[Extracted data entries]
=-=-=-=-=

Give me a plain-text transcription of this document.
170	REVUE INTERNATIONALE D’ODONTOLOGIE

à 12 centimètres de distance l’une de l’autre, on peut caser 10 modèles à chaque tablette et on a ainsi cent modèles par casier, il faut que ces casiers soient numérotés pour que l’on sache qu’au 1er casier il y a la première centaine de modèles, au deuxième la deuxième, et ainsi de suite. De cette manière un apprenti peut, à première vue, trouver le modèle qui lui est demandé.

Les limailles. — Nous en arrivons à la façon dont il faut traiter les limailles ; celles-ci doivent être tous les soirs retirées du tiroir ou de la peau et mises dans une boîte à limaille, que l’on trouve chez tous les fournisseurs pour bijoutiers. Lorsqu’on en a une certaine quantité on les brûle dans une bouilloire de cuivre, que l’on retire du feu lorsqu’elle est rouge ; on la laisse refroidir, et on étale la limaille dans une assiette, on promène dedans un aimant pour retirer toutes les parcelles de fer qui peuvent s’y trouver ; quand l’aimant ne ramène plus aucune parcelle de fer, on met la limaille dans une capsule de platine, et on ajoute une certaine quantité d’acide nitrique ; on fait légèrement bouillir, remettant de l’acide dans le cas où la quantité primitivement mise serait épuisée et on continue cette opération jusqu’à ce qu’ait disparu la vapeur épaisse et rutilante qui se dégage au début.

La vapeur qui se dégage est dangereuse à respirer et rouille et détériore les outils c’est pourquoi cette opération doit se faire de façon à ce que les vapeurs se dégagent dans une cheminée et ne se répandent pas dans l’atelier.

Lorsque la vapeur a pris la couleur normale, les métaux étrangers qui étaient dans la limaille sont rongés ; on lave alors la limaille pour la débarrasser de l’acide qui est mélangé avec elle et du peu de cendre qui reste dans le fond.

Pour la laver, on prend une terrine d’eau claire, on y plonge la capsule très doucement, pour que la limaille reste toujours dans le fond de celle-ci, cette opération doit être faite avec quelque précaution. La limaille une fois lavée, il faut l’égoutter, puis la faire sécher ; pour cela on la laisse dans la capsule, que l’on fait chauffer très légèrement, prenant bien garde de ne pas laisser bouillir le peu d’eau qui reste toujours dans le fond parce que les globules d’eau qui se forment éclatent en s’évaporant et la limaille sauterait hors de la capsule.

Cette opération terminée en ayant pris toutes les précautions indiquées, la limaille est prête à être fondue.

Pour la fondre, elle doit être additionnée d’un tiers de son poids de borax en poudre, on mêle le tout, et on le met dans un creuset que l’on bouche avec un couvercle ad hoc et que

=-=-=-=-=

Reproduce the material in full, with no word added or dropped.

### Solution below
Give me a plain-text transcription of this document.
170	REVUE INTERNATIONALE D’ODONTOLOGIE

à 12 centimètres de distance l’une de l’autre, on peut caser 10 modèles à chaque tablette et on a ainsi cent modèles par casier, il faut que ces casiers soient numérotés pour que l’on sache qu’au 1er casier il y a la première centaine de modèles, au deuxième la deuxième, et ainsi de suite. De cette manière un apprenti peut, à première vue, trouver le modèle qui lui est demandé.

Les limailles. — Nous en arrivons à la façon dont il faut traiter les limailles ; celles-ci doivent être tous les soirs retirées du tiroir ou de la peau et mises dans une boîte à limaille, que l’on trouve chez tous les fournisseurs pour bijoutiers. Lorsqu’on en a une certaine quantité on les brûle dans une bouilloire de cuivre, que l’on retire du feu lorsqu’elle est rouge ; on la laisse refroidir, et on étale la limaille dans une assiette, on promène dedans un aimant pour retirer toutes les parcelles de fer qui peuvent s’y trouver ; quand l’aimant ne ramène plus aucune parcelle de fer, on met la limaille dans une capsule de platine, et on ajoute une certaine quantité d’acide nitrique ; on fait légèrement bouillir, remettant de l’acide dans le cas où la quantité primitivement mise serait épuisée et on continue cette opération jusqu’à ce qu’ait disparu la vapeur épaisse et rutilante qui se dégage au début.

La vapeur qui se dégage est dangereuse à respirer et rouille et détériore les outils c’est pourquoi cette opération doit se faire de façon à ce que les vapeurs se dégagent dans une cheminée et ne se répandent pas dans l’atelier.

Lorsque la vapeur a pris la couleur normale, les métaux étrangers qui étaient dans la limaille sont rongés ; on lave alors la limaille pour la débarrasser de l’acide qui est mélangé avec elle et du peu de cendre qui reste dans le fond.

Pour la laver, on prend une terrine d’eau claire, on y plonge la capsule très doucement, pour que la limaille reste toujours dans le fond de celle-ci, cette opération doit être faite avec quelque précaution. La limaille une fois lavée, il faut l’égoutter, puis la faire sécher ; pour cela on la laisse dans la capsule, que l’on fait chauffer très légèrement, prenant bien garde de ne pas laisser bouillir le peu d’eau qui reste toujours dans le fond parce que les globules d’eau qui se forment éclatent en s’évaporant et la limaille sauterait hors de la capsule.

Cette opération terminée en ayant pris toutes les précautions indiquées, la limaille est prête à être fondue.

Pour la fondre, elle doit être additionnée d’un tiers de son poids de borax en poudre, on mêle le tout, et on le met dans un creuset que l’on bouche avec un couvercle ad hoc et que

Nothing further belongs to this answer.